Figure dataset records
************

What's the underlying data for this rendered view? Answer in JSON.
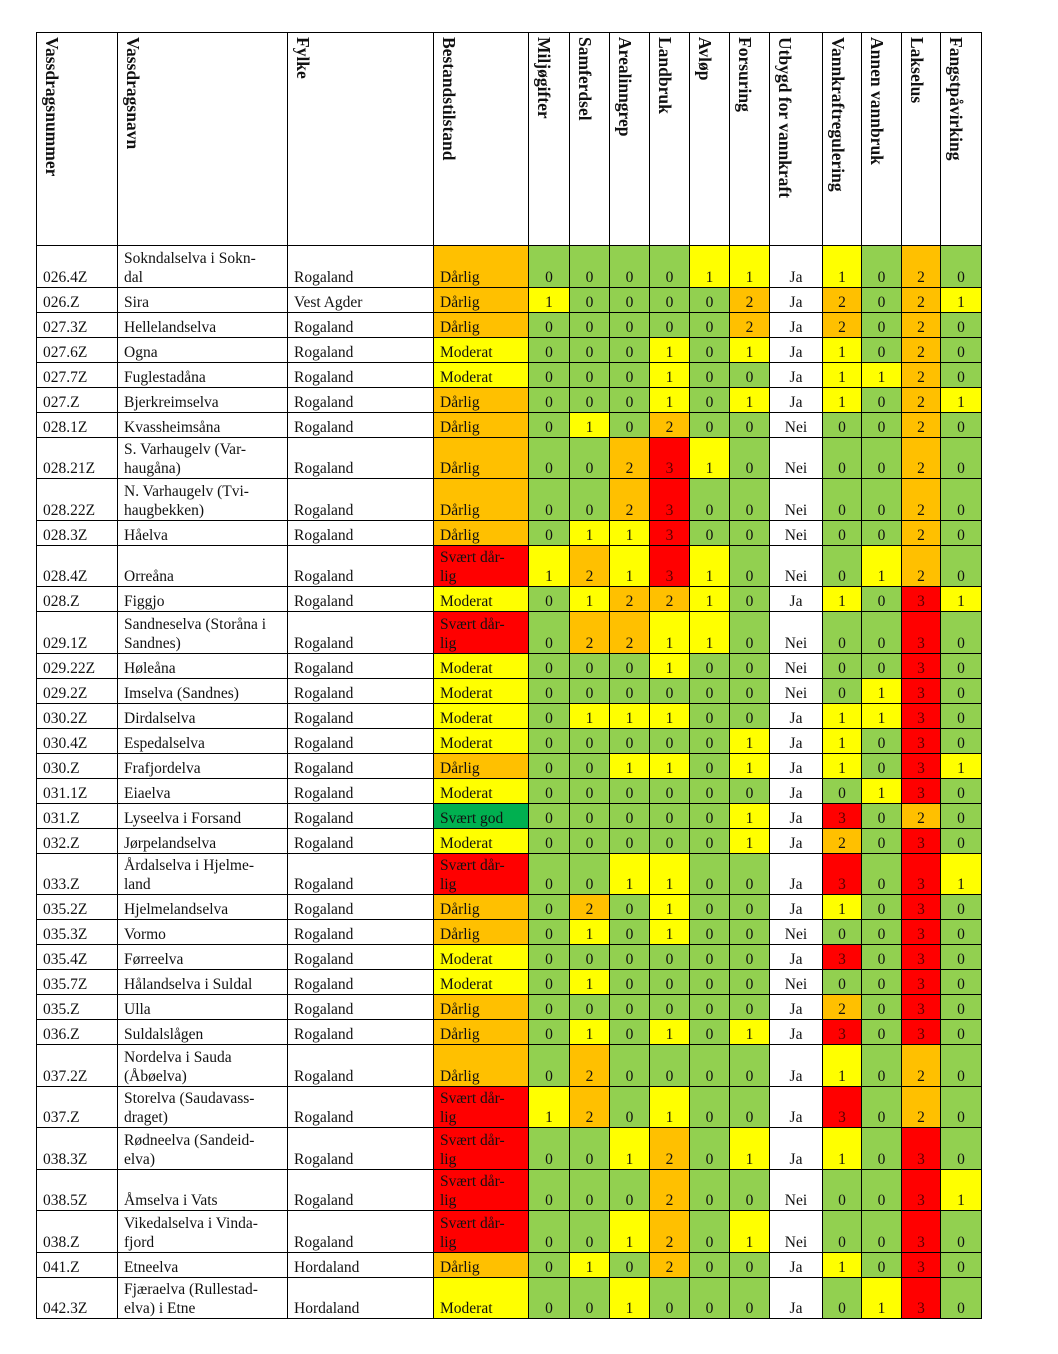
{
  "colors": {
    "0": "#92d050",
    "1": "#ffff00",
    "2": "#ffc000",
    "3": "#ff0000",
    "Dårlig": "#ffc000",
    "Moderat": "#ffff00",
    "Svært dår-\nlig": "#ff0000",
    "Svært god": "#00b050"
  },
  "headers": [
    "Vassdragsnummer",
    "Vassdragsnavn",
    "Fylke",
    "Bestandstilstand",
    "Miljøgifter",
    "Samferdsel",
    "Arealinngrep",
    "Landbruk",
    "Avløp",
    "Forsuring",
    "Utbygd for vannkraft",
    "Vannkraftregulering",
    "Annen vannbruk",
    "Lakselus",
    "Fangstpåvirking"
  ],
  "rows": [
    [
      "026.4Z",
      "Sokndalselva i Sokn-\ndal",
      "Rogaland",
      "Dårlig",
      "0",
      "0",
      "0",
      "0",
      "1",
      "1",
      "Ja",
      "1",
      "0",
      "2",
      "0"
    ],
    [
      "026.Z",
      "Sira",
      "Vest Agder",
      "Dårlig",
      "1",
      "0",
      "0",
      "0",
      "0",
      "2",
      "Ja",
      "2",
      "0",
      "2",
      "1"
    ],
    [
      "027.3Z",
      "Hellelandselva",
      "Rogaland",
      "Dårlig",
      "0",
      "0",
      "0",
      "0",
      "0",
      "2",
      "Ja",
      "2",
      "0",
      "2",
      "0"
    ],
    [
      "027.6Z",
      "Ogna",
      "Rogaland",
      "Moderat",
      "0",
      "0",
      "0",
      "1",
      "0",
      "1",
      "Ja",
      "1",
      "0",
      "2",
      "0"
    ],
    [
      "027.7Z",
      "Fuglestadåna",
      "Rogaland",
      "Moderat",
      "0",
      "0",
      "0",
      "1",
      "0",
      "0",
      "Ja",
      "1",
      "1",
      "2",
      "0"
    ],
    [
      "027.Z",
      "Bjerkreimselva",
      "Rogaland",
      "Dårlig",
      "0",
      "0",
      "0",
      "1",
      "0",
      "1",
      "Ja",
      "1",
      "0",
      "2",
      "1"
    ],
    [
      "028.1Z",
      "Kvassheimsåna",
      "Rogaland",
      "Dårlig",
      "0",
      "1",
      "0",
      "2",
      "0",
      "0",
      "Nei",
      "0",
      "0",
      "2",
      "0"
    ],
    [
      "028.21Z",
      "S. Varhaugelv (Var-\nhaugåna)",
      "Rogaland",
      "Dårlig",
      "0",
      "0",
      "2",
      "3",
      "1",
      "0",
      "Nei",
      "0",
      "0",
      "2",
      "0"
    ],
    [
      "028.22Z",
      "N. Varhaugelv (Tvi-\nhaugbekken)",
      "Rogaland",
      "Dårlig",
      "0",
      "0",
      "2",
      "3",
      "0",
      "0",
      "Nei",
      "0",
      "0",
      "2",
      "0"
    ],
    [
      "028.3Z",
      "Håelva",
      "Rogaland",
      "Dårlig",
      "0",
      "1",
      "1",
      "3",
      "0",
      "0",
      "Nei",
      "0",
      "0",
      "2",
      "0"
    ],
    [
      "028.4Z",
      "Orreåna",
      "Rogaland",
      "Svært dår-\nlig",
      "1",
      "2",
      "1",
      "3",
      "1",
      "0",
      "Nei",
      "0",
      "1",
      "2",
      "0"
    ],
    [
      "028.Z",
      "Figgjo",
      "Rogaland",
      "Moderat",
      "0",
      "1",
      "2",
      "2",
      "1",
      "0",
      "Ja",
      "1",
      "0",
      "3",
      "1"
    ],
    [
      "029.1Z",
      "Sandneselva (Storåna i\nSandnes)",
      "Rogaland",
      "Svært dår-\nlig",
      "0",
      "2",
      "2",
      "1",
      "1",
      "0",
      "Nei",
      "0",
      "0",
      "3",
      "0"
    ],
    [
      "029.22Z",
      "Høleåna",
      "Rogaland",
      "Moderat",
      "0",
      "0",
      "0",
      "1",
      "0",
      "0",
      "Nei",
      "0",
      "0",
      "3",
      "0"
    ],
    [
      "029.2Z",
      "Imselva (Sandnes)",
      "Rogaland",
      "Moderat",
      "0",
      "0",
      "0",
      "0",
      "0",
      "0",
      "Nei",
      "0",
      "1",
      "3",
      "0"
    ],
    [
      "030.2Z",
      "Dirdalselva",
      "Rogaland",
      "Moderat",
      "0",
      "1",
      "1",
      "1",
      "0",
      "0",
      "Ja",
      "1",
      "1",
      "3",
      "0"
    ],
    [
      "030.4Z",
      "Espedalselva",
      "Rogaland",
      "Moderat",
      "0",
      "0",
      "0",
      "0",
      "0",
      "1",
      "Ja",
      "1",
      "0",
      "3",
      "0"
    ],
    [
      "030.Z",
      "Frafjordelva",
      "Rogaland",
      "Dårlig",
      "0",
      "0",
      "1",
      "1",
      "0",
      "1",
      "Ja",
      "1",
      "0",
      "3",
      "1"
    ],
    [
      "031.1Z",
      "Eiaelva",
      "Rogaland",
      "Moderat",
      "0",
      "0",
      "0",
      "0",
      "0",
      "0",
      "Ja",
      "0",
      "1",
      "3",
      "0"
    ],
    [
      "031.Z",
      "Lyseelva i Forsand",
      "Rogaland",
      "Svært god",
      "0",
      "0",
      "0",
      "0",
      "0",
      "1",
      "Ja",
      "3",
      "0",
      "2",
      "0"
    ],
    [
      "032.Z",
      "Jørpelandselva",
      "Rogaland",
      "Moderat",
      "0",
      "0",
      "0",
      "0",
      "0",
      "1",
      "Ja",
      "2",
      "0",
      "3",
      "0"
    ],
    [
      "033.Z",
      "Årdalselva i Hjelme-\nland",
      "Rogaland",
      "Svært dår-\nlig",
      "0",
      "0",
      "1",
      "1",
      "0",
      "0",
      "Ja",
      "3",
      "0",
      "3",
      "1"
    ],
    [
      "035.2Z",
      "Hjelmelandselva",
      "Rogaland",
      "Dårlig",
      "0",
      "2",
      "0",
      "1",
      "0",
      "0",
      "Ja",
      "1",
      "0",
      "3",
      "0"
    ],
    [
      "035.3Z",
      "Vormo",
      "Rogaland",
      "Dårlig",
      "0",
      "1",
      "0",
      "1",
      "0",
      "0",
      "Nei",
      "0",
      "0",
      "3",
      "0"
    ],
    [
      "035.4Z",
      "Førreelva",
      "Rogaland",
      "Moderat",
      "0",
      "0",
      "0",
      "0",
      "0",
      "0",
      "Ja",
      "3",
      "0",
      "3",
      "0"
    ],
    [
      "035.7Z",
      "Hålandselva i Suldal",
      "Rogaland",
      "Moderat",
      "0",
      "1",
      "0",
      "0",
      "0",
      "0",
      "Nei",
      "0",
      "0",
      "3",
      "0"
    ],
    [
      "035.Z",
      "Ulla",
      "Rogaland",
      "Dårlig",
      "0",
      "0",
      "0",
      "0",
      "0",
      "0",
      "Ja",
      "2",
      "0",
      "3",
      "0"
    ],
    [
      "036.Z",
      "Suldalslågen",
      "Rogaland",
      "Dårlig",
      "0",
      "1",
      "0",
      "1",
      "0",
      "1",
      "Ja",
      "3",
      "0",
      "3",
      "0"
    ],
    [
      "037.2Z",
      "Nordelva i Sauda\n(Åbøelva)",
      "Rogaland",
      "Dårlig",
      "0",
      "2",
      "0",
      "0",
      "0",
      "0",
      "Ja",
      "1",
      "0",
      "2",
      "0"
    ],
    [
      "037.Z",
      "Storelva (Saudavass-\ndraget)",
      "Rogaland",
      "Svært dår-\nlig",
      "1",
      "2",
      "0",
      "1",
      "0",
      "0",
      "Ja",
      "3",
      "0",
      "2",
      "0"
    ],
    [
      "038.3Z",
      "Rødneelva (Sandeid-\nelva)",
      "Rogaland",
      "Svært dår-\nlig",
      "0",
      "0",
      "1",
      "2",
      "0",
      "1",
      "Ja",
      "1",
      "0",
      "3",
      "0"
    ],
    [
      "038.5Z",
      "Åmselva i Vats",
      "Rogaland",
      "Svært dår-\nlig",
      "0",
      "0",
      "0",
      "2",
      "0",
      "0",
      "Nei",
      "0",
      "0",
      "3",
      "1"
    ],
    [
      "038.Z",
      "Vikedalselva i Vinda-\nfjord",
      "Rogaland",
      "Svært dår-\nlig",
      "0",
      "0",
      "1",
      "2",
      "0",
      "1",
      "Nei",
      "0",
      "0",
      "3",
      "0"
    ],
    [
      "041.Z",
      "Etneelva",
      "Hordaland",
      "Dårlig",
      "0",
      "1",
      "0",
      "2",
      "0",
      "0",
      "Ja",
      "1",
      "0",
      "3",
      "0"
    ],
    [
      "042.3Z",
      "Fjæraelva (Rullestad-\nelva) i Etne",
      "Hordaland",
      "Moderat",
      "0",
      "0",
      "1",
      "0",
      "0",
      "0",
      "Ja",
      "0",
      "1",
      "3",
      "0"
    ]
  ]
}
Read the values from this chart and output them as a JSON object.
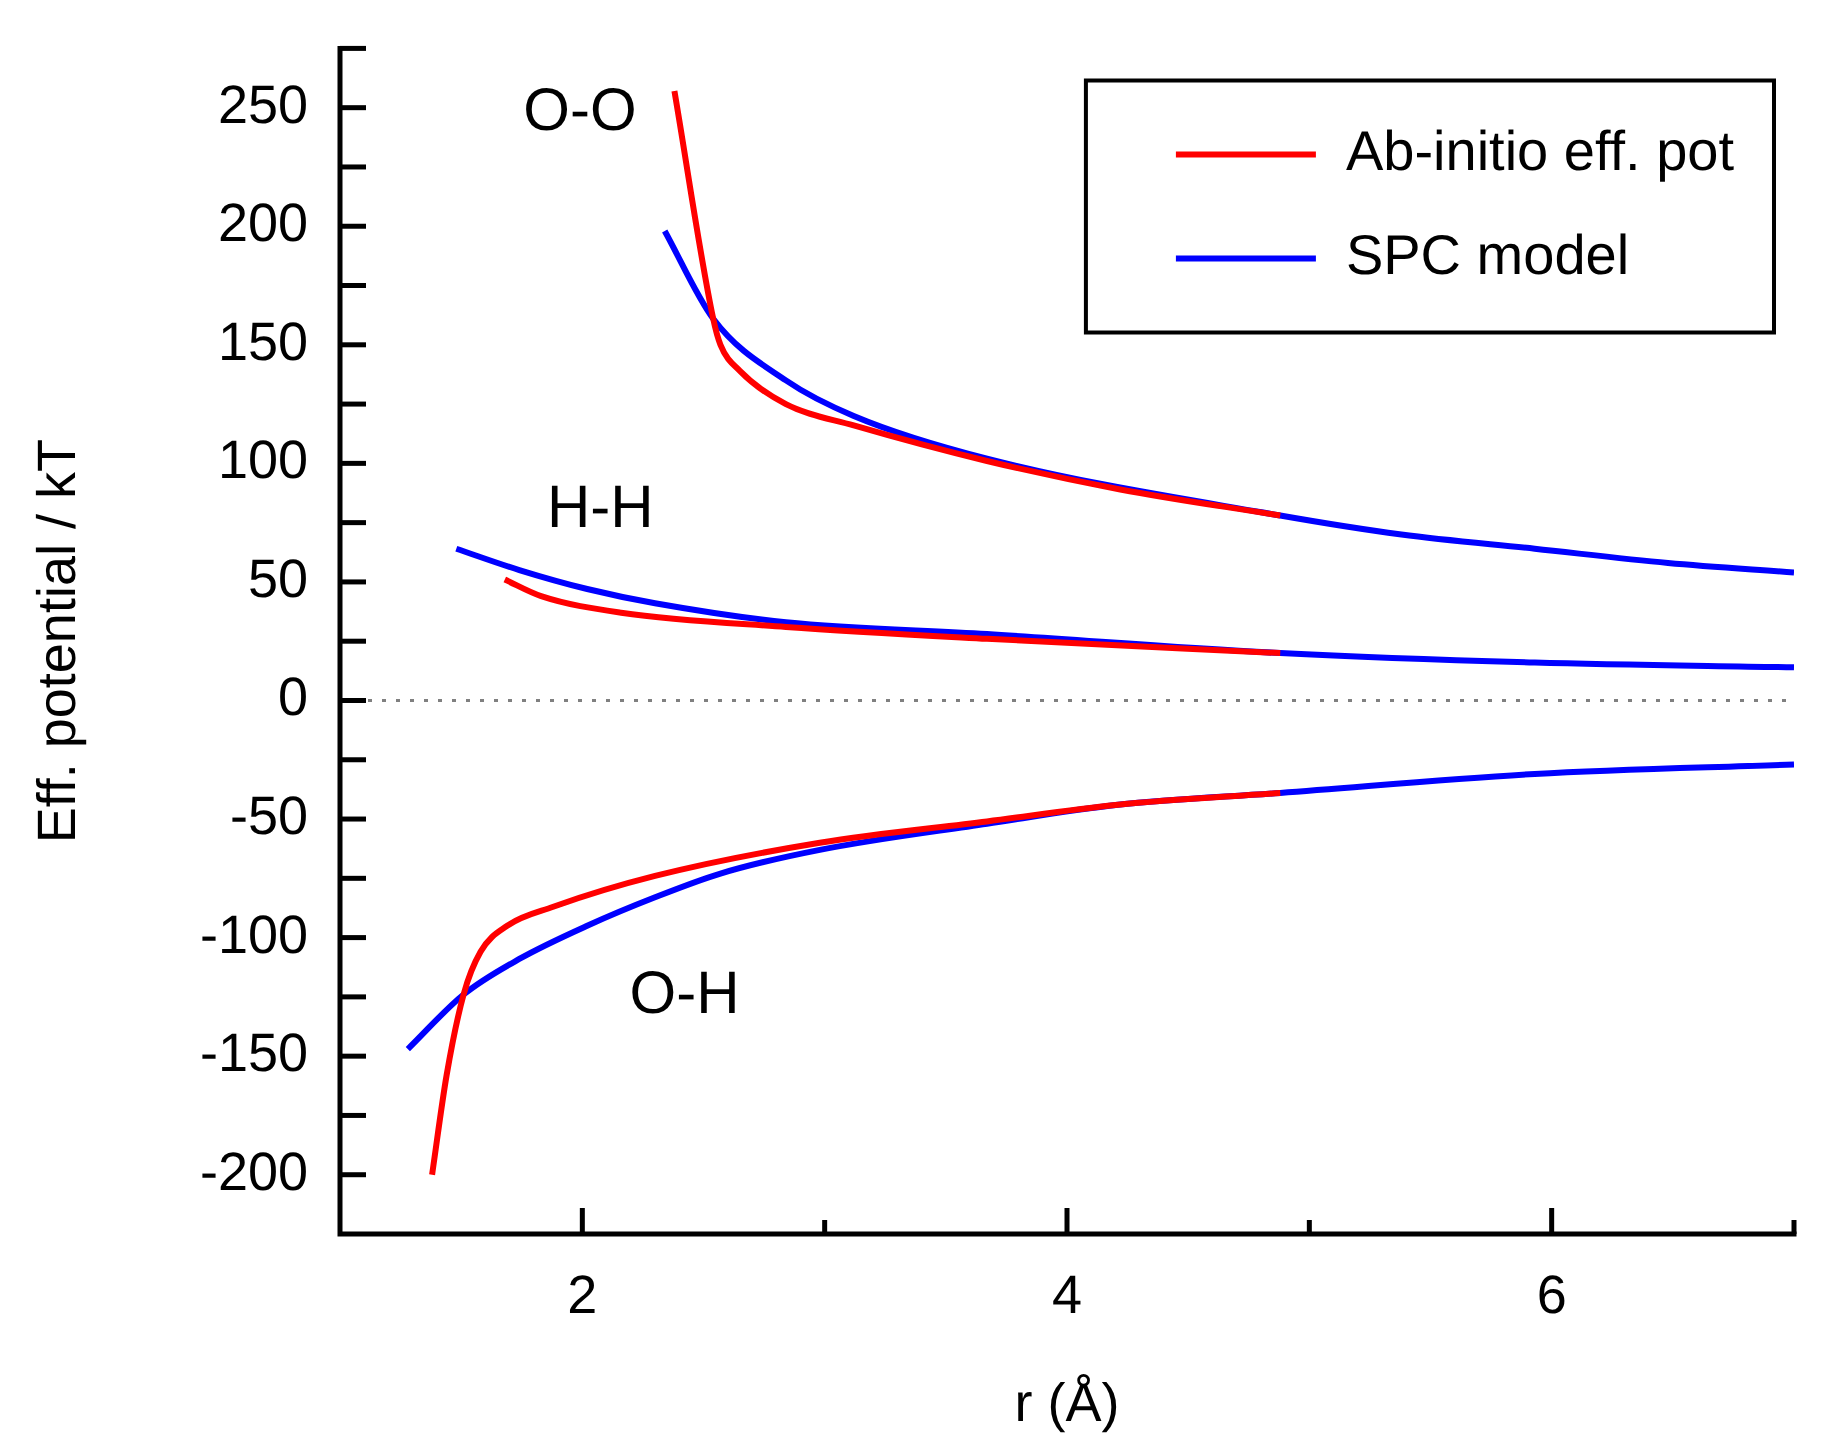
{
  "chart_data": {
    "type": "line",
    "xlabel": "r (Å)",
    "ylabel": "Eff. potential / kT",
    "xlim": [
      1,
      7
    ],
    "xticks": [
      2,
      {
        "value": 3,
        "label": null
      },
      4,
      {
        "value": 5,
        "label": null
      },
      6,
      {
        "value": 7,
        "label": null
      }
    ],
    "ylim": [
      -225,
      275
    ],
    "yticks": [
      -200,
      {
        "value": -175,
        "label": null
      },
      -150,
      {
        "value": -125,
        "label": null
      },
      -100,
      {
        "value": -75,
        "label": null
      },
      -50,
      {
        "value": -25,
        "label": null
      },
      0,
      {
        "value": 25,
        "label": null
      },
      50,
      {
        "value": 75,
        "label": null
      },
      100,
      {
        "value": 125,
        "label": null
      },
      150,
      {
        "value": 175,
        "label": null
      },
      200,
      {
        "value": 225,
        "label": null
      },
      250,
      {
        "value": 275,
        "label": null
      }
    ],
    "legend": "top right",
    "marker": "none",
    "series": [
      {
        "name": "Ab-initio eff. pot",
        "color": "#ff0000",
        "x": [
          2.38,
          2.54,
          2.57,
          2.65,
          2.84,
          3.12,
          3.67,
          4.22,
          4.88
        ],
        "values": [
          257,
          161,
          150,
          139,
          125,
          116,
          101,
          89,
          78
        ]
      },
      {
        "name": "SPC model",
        "color": "#0000ff",
        "x": [
          2.34,
          2.54,
          2.84,
          3.12,
          3.67,
          4.88,
          5.38,
          5.93,
          6.48,
          7.0
        ],
        "values": [
          198,
          161,
          135,
          120,
          102,
          78,
          70,
          64,
          58,
          54
        ]
      },
      {
        "color": "#ff0000",
        "x": [
          1.68,
          1.83,
          2.16,
          2.84,
          3.67,
          4.88
        ],
        "values": [
          51,
          44,
          37,
          31,
          26,
          20
        ]
      },
      {
        "color": "#0000ff",
        "x": [
          1.48,
          1.74,
          2.02,
          2.3,
          2.84,
          3.67,
          4.88,
          5.93,
          7.0
        ],
        "values": [
          64,
          55,
          47,
          41,
          33,
          28,
          20,
          16,
          14
        ]
      },
      {
        "color": "#ff0000",
        "x": [
          1.38,
          1.44,
          1.51,
          1.58,
          1.69,
          1.88,
          2.3,
          2.98,
          3.67,
          4.21,
          4.88
        ],
        "values": [
          -200,
          -158,
          -124,
          -106,
          -95,
          -87,
          -74,
          -60,
          -51,
          -44,
          -39
        ]
      },
      {
        "color": "#0000ff",
        "x": [
          1.28,
          1.51,
          1.74,
          2.02,
          2.3,
          2.57,
          2.98,
          3.67,
          4.21,
          4.88,
          5.93,
          7.0
        ],
        "values": [
          -147,
          -124,
          -109,
          -95,
          -83,
          -73,
          -63,
          -52,
          -44,
          -39,
          -31,
          -27
        ]
      }
    ],
    "ref_lines": [
      {
        "axis": "y",
        "value": 0,
        "color": "#808080",
        "line_style": "dotted"
      }
    ],
    "annotations": [
      "O-O",
      "H-H",
      "O-H"
    ]
  }
}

************

_Exercise description_. Lines holding the word "this" in the entries above are the ones to pull out. Copy them all.

_Solved exercise_.
What's the underlying data for this rendered view? Answer in JSON.
Read the values from this chart and output them as a JSON object.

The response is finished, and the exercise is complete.